• **DATASET RECORDS**:
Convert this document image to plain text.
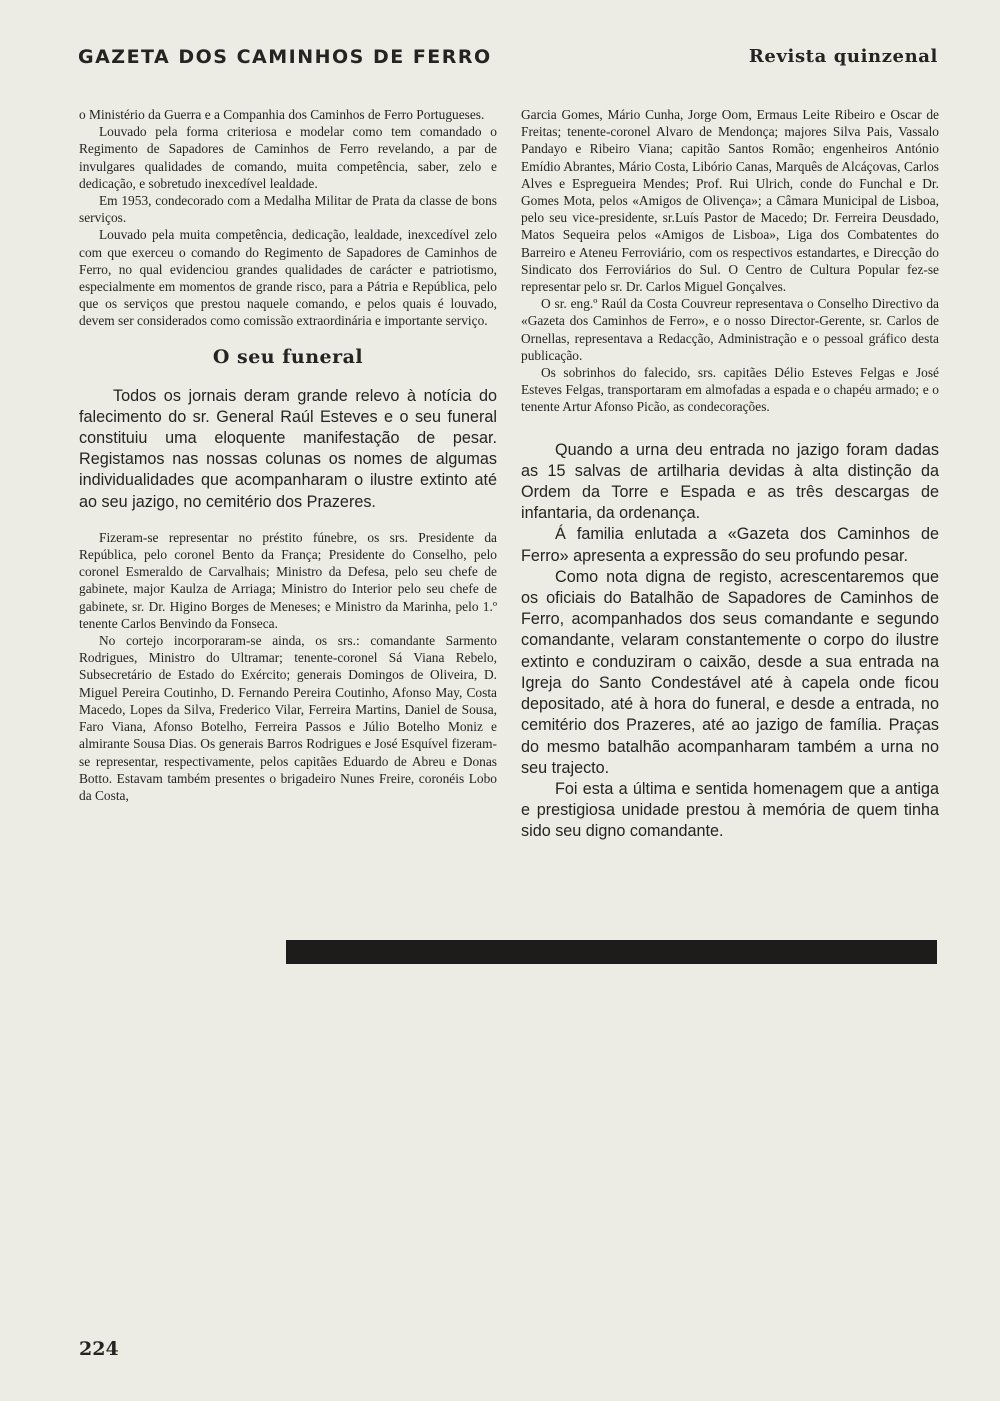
GAZETA DOS CAMINHOS DE FERRO	Revista quinzenal

o Ministério da Guerra e a Companhia dos Caminhos de Ferro Portugueses.

Louvado pela forma criteriosa e modelar como tem comandado o Regimento de Sapadores de Caminhos de Ferro revelando, a par de invulgares qualidades de comando, muita competência, saber, zelo e dedicação, e sobretudo inexcedível lealdade.

Em 1953, condecorado com a Medalha Militar de Prata da classe de bons serviços.

Louvado pela muita competência, dedicação, lealdade, inexcedível zelo com que exerceu o comando do Regimento de Sapadores de Caminhos de Ferro, no qual evidenciou grandes qualidades de carácter e patriotismo, especialmente em momentos de grande risco, para a Pátria e República, pelo que os serviços que prestou naquele comando, e pelos quais é louvado, devem ser considerados como comissão extraordinária e importante serviço.

O seu funeral

Todos os jornais deram grande relevo à notícia do falecimento do sr. General Raúl Esteves e o seu funeral constituiu uma eloquente manifestação de pesar. Registamos nas nossas colunas os nomes de algumas individualidades que acompanharam o ilustre extinto até ao seu jazigo, no cemitério dos Prazeres.

Fizeram-se representar no préstito fúnebre, os srs. Presidente da República, pelo coronel Bento da França; Presidente do Conselho, pelo coronel Esmeraldo de Carvalhais; Ministro da Defesa, pelo seu chefe de gabinete, major Kaulza de Arriaga; Ministro do Interior pelo seu chefe de gabinete, sr. Dr. Higino Borges de Meneses; e Ministro da Marinha, pelo 1.º tenente Carlos Benvindo da Fonseca.

No cortejo incorporaram-se ainda, os srs.: comandante Sarmento Rodrigues, Ministro do Ultramar; tenente-coronel Sá Viana Rebelo, Subsecretário de Estado do Exército; generais Domingos de Oliveira, D. Miguel Pereira Coutinho, D. Fernando Pereira Coutinho, Afonso May, Costa Macedo, Lopes da Silva, Frederico Vilar, Ferreira Martins, Daniel de Sousa, Faro Viana, Afonso Botelho, Ferreira Passos e Júlio Botelho Moniz e almirante Sousa Dias. Os generais Barros Rodrigues e José Esquível fizeram-se representar, respectivamente, pelos capitães Eduardo de Abreu e Donas Botto. Estavam também presentes o brigadeiro Nunes Freire, coronéis Lobo da Costa,

Garcia Gomes, Mário Cunha, Jorge Oom, Ermaus Leite Ribeiro e Oscar de Freitas; tenente-coronel Alvaro de Mendonça; majores Silva Pais, Vassalo Pandayo e Ribeiro Viana; capitão Santos Romão; engenheiros António Emídio Abrantes, Mário Costa, Libório Canas, Marquês de Alcáçovas, Carlos Alves e Espregueira Mendes; Prof. Rui Ulrich, conde do Funchal e Dr. Gomes Mota, pelos «Amigos de Olivença»; a Câmara Municipal de Lisboa, pelo seu vice-presidente, sr.Luís Pastor de Macedo; Dr. Ferreira Deusdado, Matos Sequeira pelos «Amigos de Lisboa», Liga dos Combatentes do Barreiro e Ateneu Ferroviário, com os respectivos estandartes, e Direcção do Sindicato dos Ferroviários do Sul. O Centro de Cultura Popular fez-se representar pelo sr. Dr. Carlos Miguel Gonçalves.

O sr. eng.º Raúl da Costa Couvreur representava o Conselho Directivo da «Gazeta dos Caminhos de Ferro», e o nosso Director-Gerente, sr. Carlos de Ornellas, representava a Redacção, Administração e o pessoal gráfico desta publicação.

Os sobrinhos do falecido, srs. capitães Délio Esteves Felgas e José Esteves Felgas, transportaram em almofadas a espada e o chapéu armado; e o tenente Artur Afonso Picão, as condecorações.

Quando a urna deu entrada no jazigo foram dadas as 15 salvas de artilharia devidas à alta distinção da Ordem da Torre e Espada e as três descargas de infantaria, da ordenança.

Á familia enlutada a «Gazeta dos Caminhos de Ferro» apresenta a expressão do seu profundo pesar.

Como nota digna de registo, acrescentaremos que os oficiais do Batalhão de Sapadores de Caminhos de Ferro, acompanhados dos seus comandante e segundo comandante, velaram constantemente o corpo do ilustre extinto e conduziram o caixão, desde a sua entrada na Igreja do Santo Condestável até à capela onde ficou depositado, até à hora do funeral, e desde a entrada, no cemitério dos Prazeres, até ao jazigo de família. Praças do mesmo batalhão acompanharam também a urna no seu trajecto.

Foi esta a última e sentida homenagem que a antiga e prestigiosa unidade prestou à memória de quem tinha sido seu digno comandante.

224
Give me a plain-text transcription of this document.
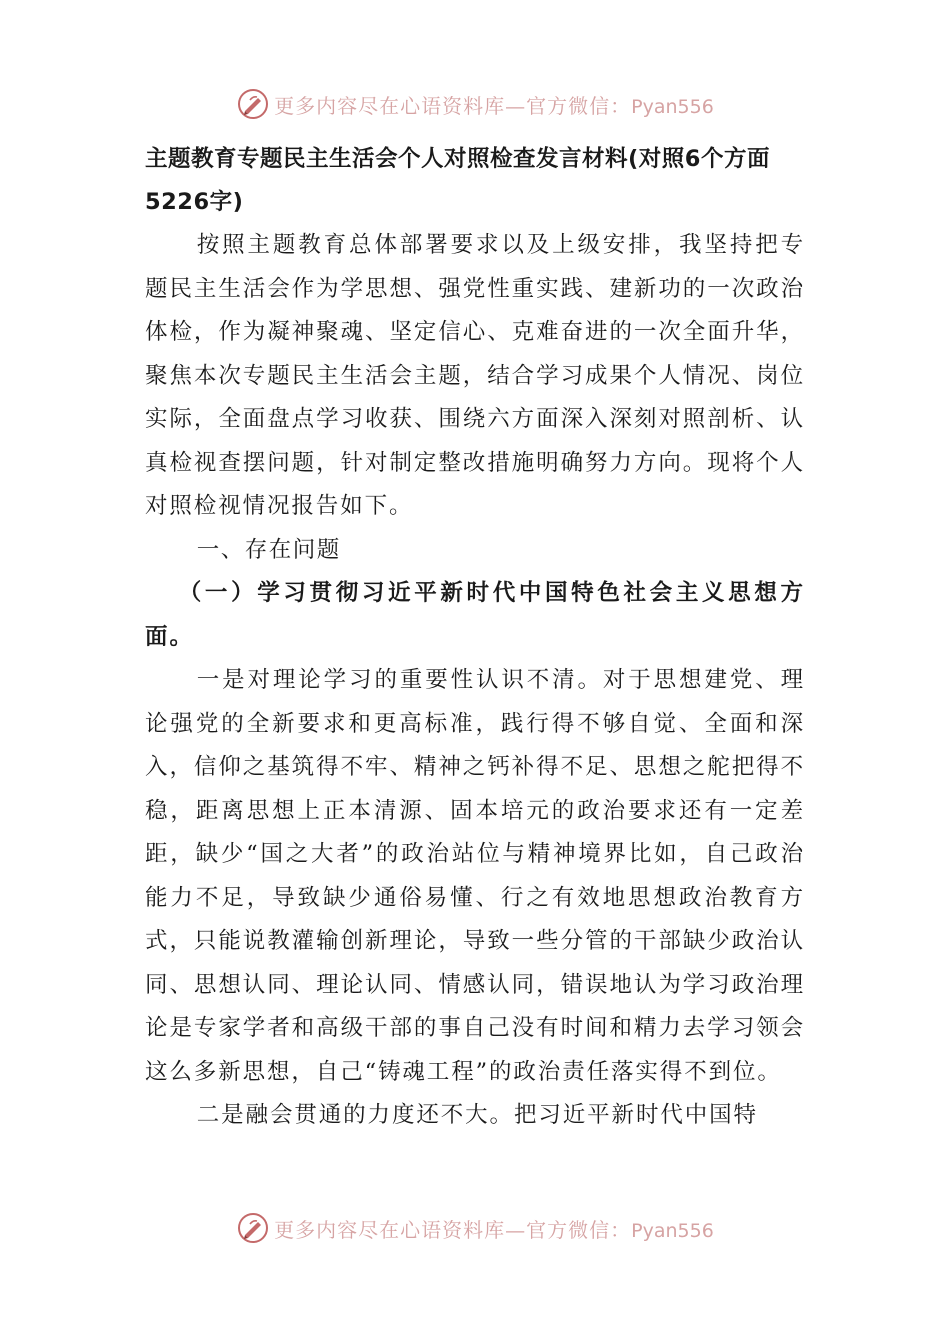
更多内容尽在心语资料库—官方微信：Pyan556

主题教育专题民主生活会个人对照检查发言材料(对照6个方面5226字)

按照主题教育总体部署要求以及上级安排，我坚持把专题民主生活会作为学思想、强党性重实践、建新功的一次政治体检，作为凝神聚魂、坚定信心、克难奋进的一次全面升华，聚焦本次专题民主生活会主题，结合学习成果个人情况、岗位实际，全面盘点学习收获、围绕六方面深入深刻对照剖析、认真检视查摆问题，针对制定整改措施明确努力方向。现将个人对照检视情况报告如下。

一、存在问题

（一）学习贯彻习近平新时代中国特色社会主义思想方面。

一是对理论学习的重要性认识不清。对于思想建党、理论强党的全新要求和更高标准，践行得不够自觉、全面和深入，信仰之基筑得不牢、精神之钙补得不足、思想之舵把得不稳，距离思想上正本清源、固本培元的政治要求还有一定差距，缺少“国之大者”的政治站位与精神境界比如，自己政治能力不足，导致缺少通俗易懂、行之有效地思想政治教育方式，只能说教灌输创新理论，导致一些分管的干部缺少政治认同、思想认同、理论认同、情感认同，错误地认为学习政治理论是专家学者和高级干部的事自己没有时间和精力去学习领会这么多新思想，自己“铸魂工程”的政治责任落实得不到位。

二是融会贯通的力度还不大。把习近平新时代中国特

更多内容尽在心语资料库—官方微信：Pyan556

• **TASK DESCRIPTION**: Take the line containing "Give me a plain-text" as the first line and the last line of the data above as the final one, and output exactly the lines between them, inclusive, with no pictures.

• **SOLUTION TO THE PROBLEM**:
Give me a plain-text transcription of this document.
更多内容尽在心语资料库—官方微信：Pyan556

主题教育专题民主生活会个人对照检查发言材料(对照6个方面5226字)

按照主题教育总体部署要求以及上级安排，我坚持把专题民主生活会作为学思想、强党性重实践、建新功的一次政治体检，作为凝神聚魂、坚定信心、克难奋进的一次全面升华，聚焦本次专题民主生活会主题，结合学习成果个人情况、岗位实际，全面盘点学习收获、围绕六方面深入深刻对照剖析、认真检视查摆问题，针对制定整改措施明确努力方向。现将个人对照检视情况报告如下。

一、存在问题

（一）学习贯彻习近平新时代中国特色社会主义思想方面。

一是对理论学习的重要性认识不清。对于思想建党、理论强党的全新要求和更高标准，践行得不够自觉、全面和深入，信仰之基筑得不牢、精神之钙补得不足、思想之舵把得不稳，距离思想上正本清源、固本培元的政治要求还有一定差距，缺少“国之大者”的政治站位与精神境界比如，自己政治能力不足，导致缺少通俗易懂、行之有效地思想政治教育方式，只能说教灌输创新理论，导致一些分管的干部缺少政治认同、思想认同、理论认同、情感认同，错误地认为学习政治理论是专家学者和高级干部的事自己没有时间和精力去学习领会这么多新思想，自己“铸魂工程”的政治责任落实得不到位。

二是融会贯通的力度还不大。把习近平新时代中国特

更多内容尽在心语资料库—官方微信：Pyan556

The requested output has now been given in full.